▶ _WORK TO DO_: Copy every line of the following data that includes the string "label".

▶ _Extracts from a graphics dataset_:
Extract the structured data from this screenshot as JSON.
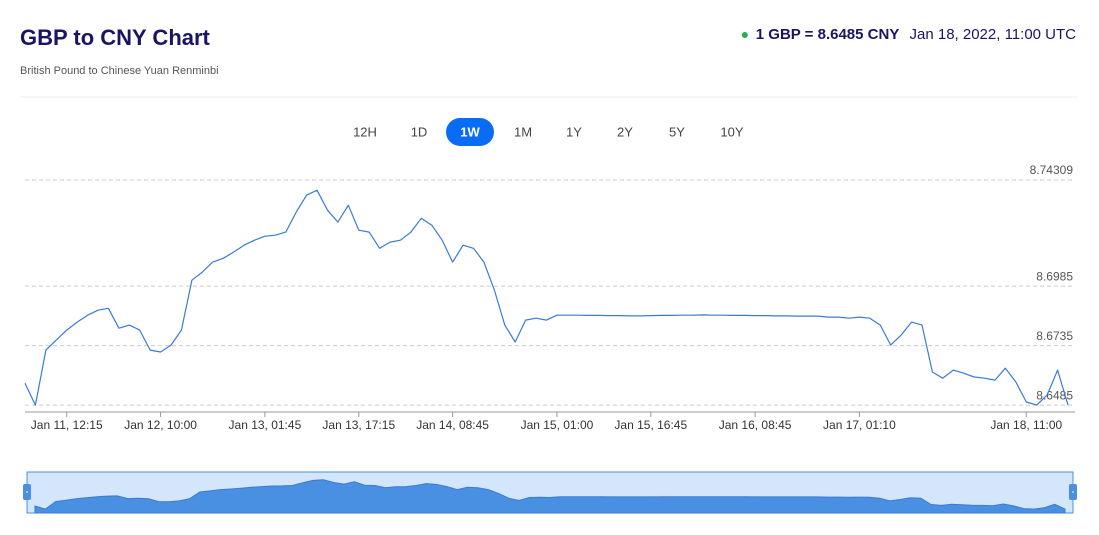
{
  "chart_data": {
    "type": "line",
    "title": "GBP to CNY Chart",
    "subtitle": "British Pound to Chinese Yuan Renminbi",
    "categories": [
      null,
      null,
      null,
      null,
      "Jan 11, 12:15",
      null,
      null,
      null,
      null,
      null,
      null,
      null,
      null,
      "Jan 12, 10:00",
      null,
      null,
      null,
      null,
      null,
      null,
      null,
      null,
      null,
      "Jan 13, 01:45",
      null,
      null,
      null,
      null,
      null,
      null,
      null,
      null,
      "Jan 13, 17:15",
      null,
      null,
      null,
      null,
      null,
      null,
      null,
      null,
      "Jan 14, 08:45",
      null,
      null,
      null,
      null,
      null,
      null,
      null,
      null,
      null,
      "Jan 15, 01:00",
      null,
      null,
      null,
      null,
      null,
      null,
      null,
      null,
      "Jan 15, 16:45",
      null,
      null,
      null,
      null,
      null,
      null,
      null,
      null,
      null,
      "Jan 16, 08:45",
      null,
      null,
      null,
      null,
      null,
      null,
      null,
      null,
      null,
      "Jan 17, 01:10",
      null,
      null,
      null,
      null,
      null,
      null,
      null,
      null,
      null,
      null,
      null,
      null,
      null,
      null,
      null,
      "Jan 18, 11:00",
      null,
      null,
      null,
      null
    ],
    "series": [
      {
        "name": "GBP/CNY",
        "color": "#3a7bd5",
        "values": [
          8.6577,
          8.6485,
          8.6716,
          8.6758,
          8.68,
          8.6834,
          8.6863,
          8.6884,
          8.6892,
          8.6808,
          8.6821,
          8.68,
          8.6716,
          8.6708,
          8.6737,
          8.68,
          8.701,
          8.7044,
          8.7086,
          8.7102,
          8.7128,
          8.7157,
          8.7178,
          8.7195,
          8.7199,
          8.7212,
          8.7296,
          8.7367,
          8.7388,
          8.7304,
          8.7254,
          8.7325,
          8.722,
          8.7212,
          8.7144,
          8.717,
          8.7178,
          8.7212,
          8.727,
          8.7241,
          8.7178,
          8.7086,
          8.7157,
          8.7144,
          8.7086,
          8.6968,
          8.6821,
          8.675,
          8.6842,
          8.685,
          8.6842,
          8.6863,
          8.6863,
          8.6863,
          8.6862,
          8.6862,
          8.6861,
          8.6861,
          8.686,
          8.686,
          8.6861,
          8.6862,
          8.6862,
          8.6863,
          8.6863,
          8.6864,
          8.6863,
          8.6863,
          8.6862,
          8.6862,
          8.6861,
          8.6861,
          8.686,
          8.686,
          8.6859,
          8.6859,
          8.6859,
          8.6855,
          8.6855,
          8.685,
          8.6855,
          8.685,
          8.6821,
          8.6737,
          8.6779,
          8.6834,
          8.6821,
          8.6624,
          8.6598,
          8.6632,
          8.6619,
          8.6603,
          8.6598,
          8.659,
          8.664,
          8.6582,
          8.6498,
          8.6485,
          8.6527,
          8.6632,
          8.6485
        ]
      }
    ],
    "ylim": [
      8.6456,
      8.7473
    ],
    "yticks": [
      8.6485,
      8.6735,
      8.6985,
      8.74309
    ],
    "grid": true,
    "ranges": [
      "12H",
      "1D",
      "1W",
      "1M",
      "1Y",
      "2Y",
      "5Y",
      "10Y"
    ],
    "selected_range": "1W"
  },
  "quote": {
    "rate": "1 GBP = 8.6485 CNY",
    "timestamp": "Jan 18, 2022, 11:00 UTC"
  }
}
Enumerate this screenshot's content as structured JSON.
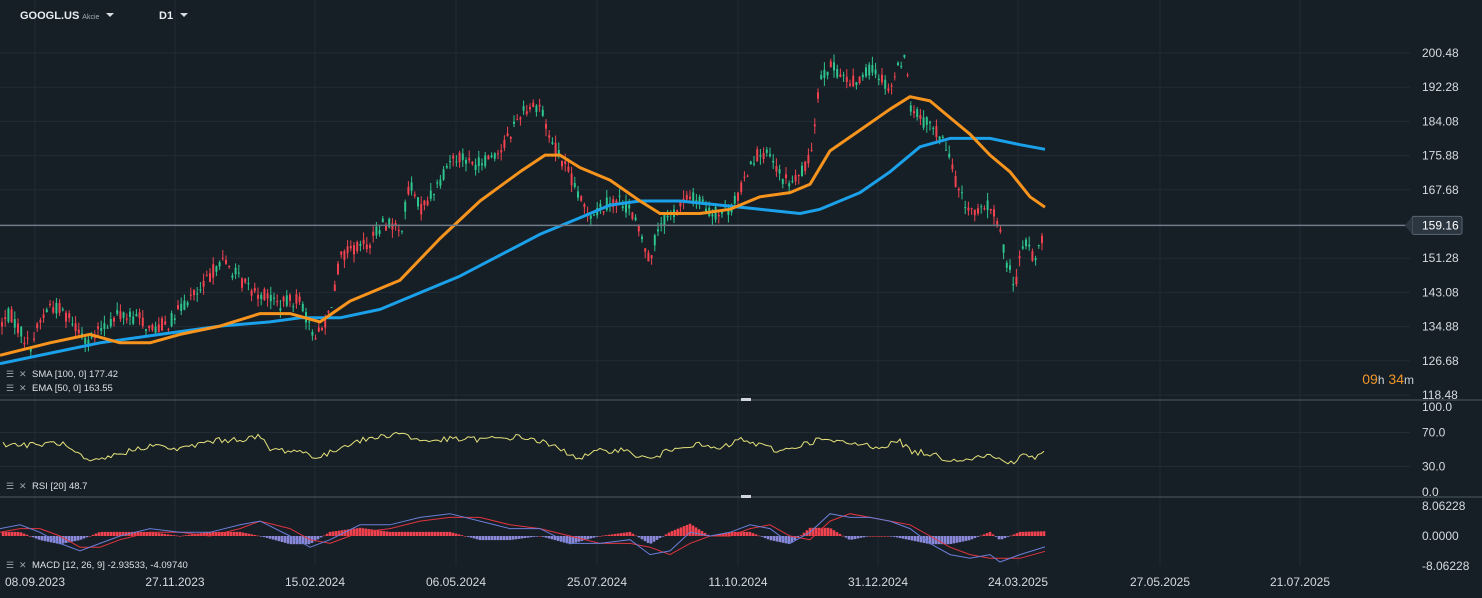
{
  "header": {
    "symbol": "GOOGL.US",
    "type": "Akcie",
    "timeframe": "D1"
  },
  "overlay_legend": {
    "sma": "SMA [100, 0] 177.42",
    "ema": "EMA [50, 0] 163.55"
  },
  "countdown": {
    "hours": "09",
    "h_unit": "h",
    "minutes": "34",
    "m_unit": "m"
  },
  "colors": {
    "background": "#161e26",
    "grid": "#222c35",
    "up": "#2ec48d",
    "down": "#f0434f",
    "ema": "#f7941d",
    "sma": "#1aa1ea",
    "rsi": "#e5e27a",
    "macd": "#6b7fd8",
    "signal": "#e0353f",
    "hist_pos": "#f0434f",
    "hist_neg": "#8a88d8",
    "price_line": "#6f7c87"
  },
  "chart_data": [
    {
      "type": "candlestick",
      "title": "GOOGL.US D1",
      "y_ticks": [
        "200.48",
        "192.28",
        "184.08",
        "175.88",
        "167.68",
        "159.16",
        "151.28",
        "143.08",
        "134.88",
        "126.68",
        "118.48"
      ],
      "ylim": [
        118.48,
        204.5
      ],
      "current_price": "159.16",
      "x_ticks": [
        "08.09.2023",
        "27.11.2023",
        "15.02.2024",
        "06.05.2024",
        "25.07.2024",
        "11.10.2024",
        "31.12.2024",
        "24.03.2025",
        "27.05.2025",
        "21.07.2025"
      ],
      "close_path": [
        [
          0,
          135
        ],
        [
          10,
          138
        ],
        [
          20,
          134
        ],
        [
          30,
          130
        ],
        [
          40,
          136
        ],
        [
          50,
          140
        ],
        [
          60,
          139
        ],
        [
          70,
          137
        ],
        [
          80,
          134
        ],
        [
          90,
          131
        ],
        [
          100,
          134
        ],
        [
          110,
          136
        ],
        [
          120,
          138
        ],
        [
          130,
          137
        ],
        [
          140,
          137
        ],
        [
          150,
          134
        ],
        [
          160,
          135
        ],
        [
          170,
          136
        ],
        [
          180,
          139
        ],
        [
          190,
          142
        ],
        [
          200,
          143
        ],
        [
          210,
          147
        ],
        [
          220,
          151
        ],
        [
          230,
          149
        ],
        [
          240,
          146
        ],
        [
          250,
          144
        ],
        [
          260,
          143
        ],
        [
          270,
          142
        ],
        [
          280,
          140
        ],
        [
          290,
          141
        ],
        [
          300,
          142
        ],
        [
          310,
          134
        ],
        [
          320,
          133
        ],
        [
          330,
          139
        ],
        [
          340,
          151
        ],
        [
          350,
          153
        ],
        [
          360,
          154
        ],
        [
          370,
          155
        ],
        [
          380,
          159
        ],
        [
          390,
          160
        ],
        [
          400,
          157
        ],
        [
          410,
          169
        ],
        [
          420,
          163
        ],
        [
          430,
          166
        ],
        [
          440,
          170
        ],
        [
          450,
          175
        ],
        [
          460,
          176
        ],
        [
          470,
          174
        ],
        [
          480,
          174
        ],
        [
          490,
          176
        ],
        [
          500,
          177
        ],
        [
          510,
          181
        ],
        [
          520,
          186
        ],
        [
          530,
          188
        ],
        [
          540,
          188
        ],
        [
          550,
          180
        ],
        [
          560,
          176
        ],
        [
          570,
          171
        ],
        [
          580,
          165
        ],
        [
          590,
          162
        ],
        [
          600,
          163
        ],
        [
          610,
          165
        ],
        [
          620,
          165
        ],
        [
          630,
          163
        ],
        [
          640,
          157
        ],
        [
          650,
          151
        ],
        [
          660,
          160
        ],
        [
          670,
          161
        ],
        [
          680,
          164
        ],
        [
          690,
          166
        ],
        [
          700,
          165
        ],
        [
          710,
          162
        ],
        [
          720,
          162
        ],
        [
          730,
          163
        ],
        [
          740,
          167
        ],
        [
          750,
          174
        ],
        [
          760,
          177
        ],
        [
          770,
          175
        ],
        [
          780,
          171
        ],
        [
          790,
          169
        ],
        [
          800,
          171
        ],
        [
          810,
          175
        ],
        [
          820,
          195
        ],
        [
          830,
          197
        ],
        [
          840,
          196
        ],
        [
          850,
          193
        ],
        [
          860,
          194
        ],
        [
          870,
          197
        ],
        [
          880,
          195
        ],
        [
          890,
          192
        ],
        [
          900,
          198
        ],
        [
          905,
          201
        ],
        [
          910,
          188
        ],
        [
          920,
          185
        ],
        [
          930,
          183
        ],
        [
          940,
          181
        ],
        [
          950,
          175
        ],
        [
          960,
          166
        ],
        [
          970,
          163
        ],
        [
          980,
          162
        ],
        [
          990,
          164
        ],
        [
          1000,
          158
        ],
        [
          1005,
          152
        ],
        [
          1010,
          148
        ],
        [
          1015,
          145
        ],
        [
          1020,
          151
        ],
        [
          1025,
          155
        ],
        [
          1030,
          154
        ],
        [
          1035,
          150
        ],
        [
          1040,
          155
        ],
        [
          1045,
          159
        ]
      ],
      "series": [
        {
          "name": "EMA [50, 0]",
          "values": [
            [
              0,
              128
            ],
            [
              50,
              131
            ],
            [
              90,
              133
            ],
            [
              120,
              131
            ],
            [
              150,
              131
            ],
            [
              180,
              133
            ],
            [
              220,
              135
            ],
            [
              260,
              138
            ],
            [
              290,
              138
            ],
            [
              320,
              136
            ],
            [
              350,
              141
            ],
            [
              400,
              146
            ],
            [
              440,
              156
            ],
            [
              480,
              165
            ],
            [
              520,
              172
            ],
            [
              545,
              176
            ],
            [
              560,
              176
            ],
            [
              580,
              173
            ],
            [
              610,
              170
            ],
            [
              640,
              165
            ],
            [
              660,
              162
            ],
            [
              700,
              162
            ],
            [
              730,
              163
            ],
            [
              760,
              166
            ],
            [
              790,
              167
            ],
            [
              810,
              169
            ],
            [
              830,
              177
            ],
            [
              860,
              182
            ],
            [
              890,
              187
            ],
            [
              910,
              190
            ],
            [
              930,
              189
            ],
            [
              950,
              185
            ],
            [
              970,
              181
            ],
            [
              990,
              176
            ],
            [
              1010,
              172
            ],
            [
              1030,
              166
            ],
            [
              1045,
              163.5
            ]
          ]
        },
        {
          "name": "SMA [100, 0]",
          "values": [
            [
              0,
              126
            ],
            [
              60,
              129
            ],
            [
              100,
              131
            ],
            [
              160,
              133
            ],
            [
              220,
              135
            ],
            [
              270,
              136
            ],
            [
              300,
              137
            ],
            [
              340,
              137
            ],
            [
              380,
              139
            ],
            [
              420,
              143
            ],
            [
              460,
              147
            ],
            [
              500,
              152
            ],
            [
              540,
              157
            ],
            [
              580,
              161
            ],
            [
              610,
              164
            ],
            [
              640,
              165
            ],
            [
              680,
              165
            ],
            [
              720,
              164
            ],
            [
              760,
              163
            ],
            [
              800,
              162
            ],
            [
              820,
              163
            ],
            [
              860,
              167
            ],
            [
              890,
              172
            ],
            [
              920,
              178
            ],
            [
              950,
              180
            ],
            [
              990,
              180
            ],
            [
              1020,
              178.5
            ],
            [
              1045,
              177.4
            ]
          ]
        }
      ]
    },
    {
      "type": "line",
      "name": "RSI [20]",
      "label": "RSI [20] 48.7",
      "y_ticks": [
        "100.0",
        "70.0",
        "30.0",
        "0.0"
      ],
      "ylim": [
        0,
        100
      ],
      "values": [
        [
          0,
          57
        ],
        [
          30,
          55
        ],
        [
          60,
          58
        ],
        [
          90,
          34
        ],
        [
          120,
          45
        ],
        [
          150,
          55
        ],
        [
          180,
          50
        ],
        [
          210,
          60
        ],
        [
          240,
          62
        ],
        [
          260,
          65
        ],
        [
          270,
          50
        ],
        [
          300,
          48
        ],
        [
          320,
          40
        ],
        [
          350,
          58
        ],
        [
          380,
          65
        ],
        [
          400,
          70
        ],
        [
          420,
          60
        ],
        [
          450,
          62
        ],
        [
          480,
          62
        ],
        [
          500,
          63
        ],
        [
          520,
          65
        ],
        [
          540,
          60
        ],
        [
          560,
          50
        ],
        [
          580,
          40
        ],
        [
          600,
          48
        ],
        [
          620,
          50
        ],
        [
          650,
          38
        ],
        [
          680,
          55
        ],
        [
          700,
          55
        ],
        [
          720,
          50
        ],
        [
          740,
          62
        ],
        [
          760,
          55
        ],
        [
          780,
          48
        ],
        [
          800,
          55
        ],
        [
          820,
          62
        ],
        [
          840,
          58
        ],
        [
          860,
          56
        ],
        [
          880,
          53
        ],
        [
          900,
          60
        ],
        [
          910,
          48
        ],
        [
          930,
          45
        ],
        [
          950,
          38
        ],
        [
          970,
          40
        ],
        [
          990,
          43
        ],
        [
          1000,
          38
        ],
        [
          1015,
          35
        ],
        [
          1025,
          45
        ],
        [
          1035,
          40
        ],
        [
          1045,
          48.7
        ]
      ]
    },
    {
      "type": "bar",
      "name": "MACD [12, 26, 9]",
      "label": "MACD [12, 26, 9] -2.93533, -4.09740",
      "y_ticks": [
        "8.06228",
        "0.0000",
        "-8.06228"
      ],
      "ylim": [
        -9,
        9
      ],
      "macd_value": -2.93533,
      "signal_value": -4.0974,
      "macd_line": [
        [
          0,
          2
        ],
        [
          20,
          3
        ],
        [
          40,
          1
        ],
        [
          60,
          -2
        ],
        [
          80,
          -4
        ],
        [
          100,
          -2
        ],
        [
          120,
          0
        ],
        [
          150,
          2
        ],
        [
          180,
          1
        ],
        [
          210,
          1
        ],
        [
          240,
          3
        ],
        [
          260,
          4
        ],
        [
          290,
          0
        ],
        [
          310,
          -3
        ],
        [
          330,
          -1
        ],
        [
          360,
          3
        ],
        [
          390,
          3
        ],
        [
          420,
          5
        ],
        [
          450,
          6
        ],
        [
          480,
          4
        ],
        [
          510,
          2
        ],
        [
          540,
          2
        ],
        [
          570,
          -2
        ],
        [
          600,
          -2
        ],
        [
          630,
          -1
        ],
        [
          650,
          -5
        ],
        [
          670,
          -4
        ],
        [
          690,
          1
        ],
        [
          710,
          0
        ],
        [
          730,
          1
        ],
        [
          750,
          3
        ],
        [
          770,
          2
        ],
        [
          790,
          -2
        ],
        [
          810,
          1
        ],
        [
          830,
          6
        ],
        [
          850,
          5
        ],
        [
          870,
          5
        ],
        [
          890,
          4
        ],
        [
          910,
          2
        ],
        [
          930,
          -2
        ],
        [
          950,
          -5
        ],
        [
          970,
          -6
        ],
        [
          990,
          -5
        ],
        [
          1000,
          -7
        ],
        [
          1020,
          -5
        ],
        [
          1045,
          -2.94
        ]
      ],
      "signal_line": [
        [
          0,
          1
        ],
        [
          20,
          2
        ],
        [
          40,
          2
        ],
        [
          60,
          0
        ],
        [
          80,
          -3
        ],
        [
          100,
          -3
        ],
        [
          120,
          -1
        ],
        [
          150,
          1
        ],
        [
          180,
          1
        ],
        [
          210,
          0
        ],
        [
          240,
          2
        ],
        [
          260,
          4
        ],
        [
          290,
          2
        ],
        [
          310,
          -1
        ],
        [
          330,
          -2
        ],
        [
          360,
          1
        ],
        [
          390,
          2
        ],
        [
          420,
          4
        ],
        [
          450,
          5
        ],
        [
          480,
          5
        ],
        [
          510,
          3
        ],
        [
          540,
          2
        ],
        [
          570,
          0
        ],
        [
          600,
          -2
        ],
        [
          630,
          -2
        ],
        [
          650,
          -3
        ],
        [
          670,
          -5
        ],
        [
          690,
          -2
        ],
        [
          710,
          0
        ],
        [
          730,
          0
        ],
        [
          750,
          2
        ],
        [
          770,
          3
        ],
        [
          790,
          0
        ],
        [
          810,
          -1
        ],
        [
          830,
          4
        ],
        [
          850,
          6
        ],
        [
          870,
          5
        ],
        [
          890,
          4
        ],
        [
          910,
          3
        ],
        [
          930,
          0
        ],
        [
          950,
          -3
        ],
        [
          970,
          -5
        ],
        [
          990,
          -6
        ],
        [
          1000,
          -6
        ],
        [
          1020,
          -6
        ],
        [
          1045,
          -4.1
        ]
      ]
    }
  ]
}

▶ _TASK RESULT_:
      "label": "RSI [20] 48.7",
      "label": "MACD [12, 26, 9] -2.93533, -4.09740",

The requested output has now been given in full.